Repeat the material exactly, leaving nothing out.

** begin Data provided **

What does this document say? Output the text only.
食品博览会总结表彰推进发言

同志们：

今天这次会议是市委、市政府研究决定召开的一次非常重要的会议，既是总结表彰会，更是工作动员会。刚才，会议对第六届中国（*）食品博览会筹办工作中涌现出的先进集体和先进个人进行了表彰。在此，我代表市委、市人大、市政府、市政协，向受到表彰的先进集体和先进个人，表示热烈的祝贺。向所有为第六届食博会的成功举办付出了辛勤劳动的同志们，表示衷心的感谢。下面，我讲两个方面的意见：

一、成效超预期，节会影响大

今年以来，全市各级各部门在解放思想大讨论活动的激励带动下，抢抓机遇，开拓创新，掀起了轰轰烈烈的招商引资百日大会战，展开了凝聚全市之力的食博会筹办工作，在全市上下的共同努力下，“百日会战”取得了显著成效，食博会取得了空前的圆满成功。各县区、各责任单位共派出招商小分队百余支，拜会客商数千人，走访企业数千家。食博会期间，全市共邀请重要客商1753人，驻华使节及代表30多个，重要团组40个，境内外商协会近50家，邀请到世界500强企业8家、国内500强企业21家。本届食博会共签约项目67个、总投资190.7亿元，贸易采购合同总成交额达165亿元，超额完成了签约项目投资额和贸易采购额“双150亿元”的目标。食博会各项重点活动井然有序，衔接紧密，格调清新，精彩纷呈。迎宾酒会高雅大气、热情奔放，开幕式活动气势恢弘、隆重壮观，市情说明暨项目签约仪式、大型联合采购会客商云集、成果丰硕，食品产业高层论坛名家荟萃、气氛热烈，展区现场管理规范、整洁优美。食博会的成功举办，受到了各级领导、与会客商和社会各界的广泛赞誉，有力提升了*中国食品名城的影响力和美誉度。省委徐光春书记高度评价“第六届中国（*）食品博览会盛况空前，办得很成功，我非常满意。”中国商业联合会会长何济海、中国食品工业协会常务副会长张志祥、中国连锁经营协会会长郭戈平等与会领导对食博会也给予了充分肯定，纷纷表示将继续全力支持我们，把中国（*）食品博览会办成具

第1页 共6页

** end Data provided **

● Final result:
What does this document say? Output the text only.
食品博览会总结表彰推进发言

同志们：

今天这次会议是市委、市政府研究决定召开的一次非常重要的会议，既是总结表彰会，更是工作动员会。刚才，会议对第六届中国（*）食品博览会筹办工作中涌现出的先进集体和先进个人进行了表彰。在此，我代表市委、市人大、市政府、市政协，向受到表彰的先进集体和先进个人，表示热烈的祝贺。向所有为第六届食博会的成功举办付出了辛勤劳动的同志们，表示衷心的感谢。下面，我讲两个方面的意见：

一、成效超预期，节会影响大

今年以来，全市各级各部门在解放思想大讨论活动的激励带动下，抢抓机遇，开拓创新，掀起了轰轰烈烈的招商引资百日大会战，展开了凝聚全市之力的食博会筹办工作，在全市上下的共同努力下，“百日会战”取得了显著成效，食博会取得了空前的圆满成功。各县区、各责任单位共派出招商小分队百余支，拜会客商数千人，走访企业数千家。食博会期间，全市共邀请重要客商1753人，驻华使节及代表30多个，重要团组40个，境内外商协会近50家，邀请到世界500强企业8家、国内500强企业21家。本届食博会共签约项目67个、总投资190.7亿元，贸易采购合同总成交额达165亿元，超额完成了签约项目投资额和贸易采购额“双150亿元”的目标。食博会各项重点活动井然有序，衔接紧密，格调清新，精彩纷呈。迎宾酒会高雅大气、热情奔放，开幕式活动气势恢弘、隆重壮观，市情说明暨项目签约仪式、大型联合采购会客商云集、成果丰硕，食品产业高层论坛名家荟萃、气氛热烈，展区现场管理规范、整洁优美。食博会的成功举办，受到了各级领导、与会客商和社会各界的广泛赞誉，有力提升了*中国食品名城的影响力和美誉度。省委徐光春书记高度评价“第六届中国（*）食品博览会盛况空前，办得很成功，我非常满意。”中国商业联合会会长何济海、中国食品工业协会常务副会长张志祥、中国连锁经营协会会长郭戈平等与会领导对食博会也给予了充分肯定，纷纷表示将继续全力支持我们，把中国（*）食品博览会办成具

第1页 共6页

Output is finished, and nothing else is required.